Entries taken from a collection
= = = = = = =
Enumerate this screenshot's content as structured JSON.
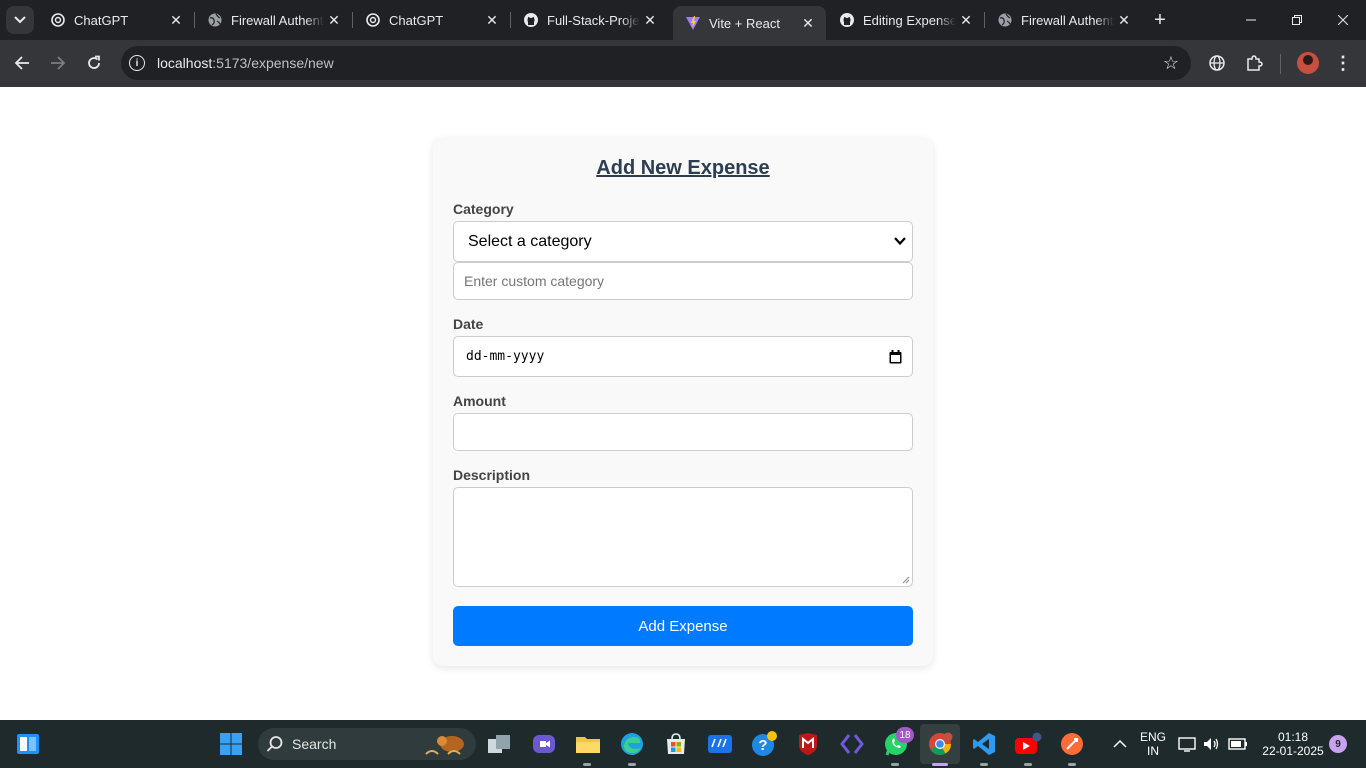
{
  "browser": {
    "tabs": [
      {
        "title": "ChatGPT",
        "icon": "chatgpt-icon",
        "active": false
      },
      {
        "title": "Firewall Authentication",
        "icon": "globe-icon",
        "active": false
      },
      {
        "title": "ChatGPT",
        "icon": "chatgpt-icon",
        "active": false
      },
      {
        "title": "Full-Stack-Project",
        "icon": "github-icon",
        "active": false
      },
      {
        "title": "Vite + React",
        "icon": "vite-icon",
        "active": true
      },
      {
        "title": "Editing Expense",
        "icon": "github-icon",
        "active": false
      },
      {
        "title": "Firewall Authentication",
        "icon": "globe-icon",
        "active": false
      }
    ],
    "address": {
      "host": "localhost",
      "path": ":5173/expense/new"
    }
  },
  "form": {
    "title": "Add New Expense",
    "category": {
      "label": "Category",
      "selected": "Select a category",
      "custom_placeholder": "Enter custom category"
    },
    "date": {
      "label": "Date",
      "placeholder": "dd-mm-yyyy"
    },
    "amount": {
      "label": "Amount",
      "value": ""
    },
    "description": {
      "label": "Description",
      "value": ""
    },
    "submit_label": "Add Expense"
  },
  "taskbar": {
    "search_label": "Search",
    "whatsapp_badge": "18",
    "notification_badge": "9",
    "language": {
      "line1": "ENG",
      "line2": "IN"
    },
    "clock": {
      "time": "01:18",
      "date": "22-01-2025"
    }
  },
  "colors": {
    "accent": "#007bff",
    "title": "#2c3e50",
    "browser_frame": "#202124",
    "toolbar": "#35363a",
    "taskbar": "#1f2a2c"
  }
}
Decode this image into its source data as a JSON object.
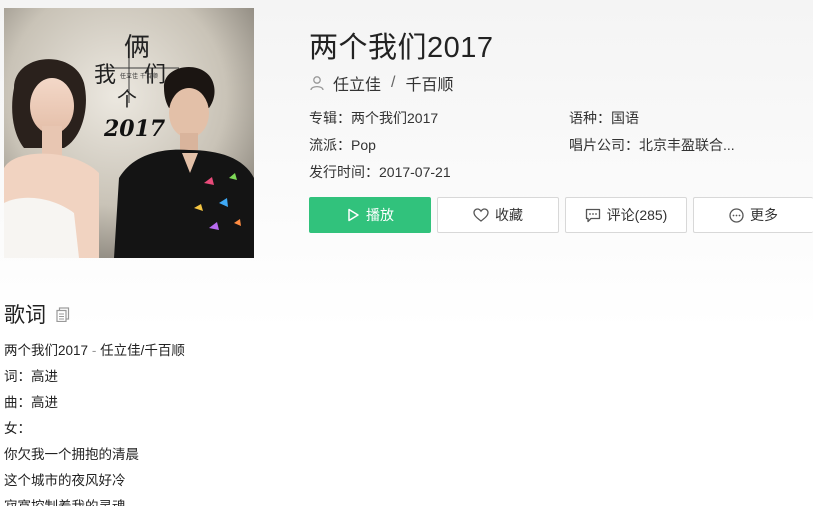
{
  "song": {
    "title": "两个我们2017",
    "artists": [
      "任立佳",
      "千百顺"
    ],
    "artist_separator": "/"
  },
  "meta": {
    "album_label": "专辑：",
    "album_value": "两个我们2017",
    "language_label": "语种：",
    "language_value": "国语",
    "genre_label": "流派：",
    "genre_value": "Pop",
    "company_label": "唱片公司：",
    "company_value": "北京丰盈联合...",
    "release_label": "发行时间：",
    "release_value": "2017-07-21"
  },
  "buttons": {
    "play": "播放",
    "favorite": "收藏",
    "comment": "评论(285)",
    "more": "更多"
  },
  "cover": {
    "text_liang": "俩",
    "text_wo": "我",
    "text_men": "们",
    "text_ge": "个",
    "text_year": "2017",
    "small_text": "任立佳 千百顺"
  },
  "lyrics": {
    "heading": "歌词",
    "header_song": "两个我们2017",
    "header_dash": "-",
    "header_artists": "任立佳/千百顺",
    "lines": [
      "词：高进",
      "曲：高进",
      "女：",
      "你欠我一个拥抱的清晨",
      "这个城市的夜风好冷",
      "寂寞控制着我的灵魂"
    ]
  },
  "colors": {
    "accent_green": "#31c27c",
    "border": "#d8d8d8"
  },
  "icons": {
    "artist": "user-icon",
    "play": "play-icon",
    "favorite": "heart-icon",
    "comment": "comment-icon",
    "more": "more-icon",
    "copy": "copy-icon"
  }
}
= = = = = = =
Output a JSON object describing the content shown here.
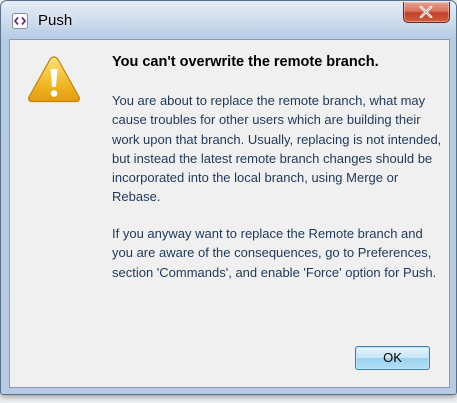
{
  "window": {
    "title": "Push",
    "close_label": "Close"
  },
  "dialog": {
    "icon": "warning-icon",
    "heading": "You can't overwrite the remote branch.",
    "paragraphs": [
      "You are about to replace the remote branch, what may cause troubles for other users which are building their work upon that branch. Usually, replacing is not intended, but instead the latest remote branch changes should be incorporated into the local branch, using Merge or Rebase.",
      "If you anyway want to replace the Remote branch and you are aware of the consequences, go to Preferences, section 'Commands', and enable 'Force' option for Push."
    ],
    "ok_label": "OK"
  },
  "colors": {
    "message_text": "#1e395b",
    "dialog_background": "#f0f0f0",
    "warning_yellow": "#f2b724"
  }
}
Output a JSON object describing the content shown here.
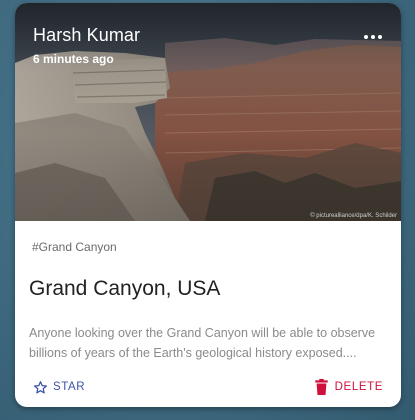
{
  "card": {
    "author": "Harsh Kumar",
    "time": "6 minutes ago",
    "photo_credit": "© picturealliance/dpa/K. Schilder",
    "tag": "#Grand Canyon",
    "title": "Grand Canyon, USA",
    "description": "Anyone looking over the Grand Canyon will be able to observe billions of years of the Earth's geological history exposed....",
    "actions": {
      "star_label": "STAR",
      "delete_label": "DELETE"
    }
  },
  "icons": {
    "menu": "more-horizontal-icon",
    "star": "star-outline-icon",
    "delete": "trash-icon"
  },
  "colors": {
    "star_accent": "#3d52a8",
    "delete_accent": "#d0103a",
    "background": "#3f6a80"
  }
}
= = = = = = =
Required work
Look through the entries above and count each line holding "replace"; report the count alone.

Answer to this exercise
2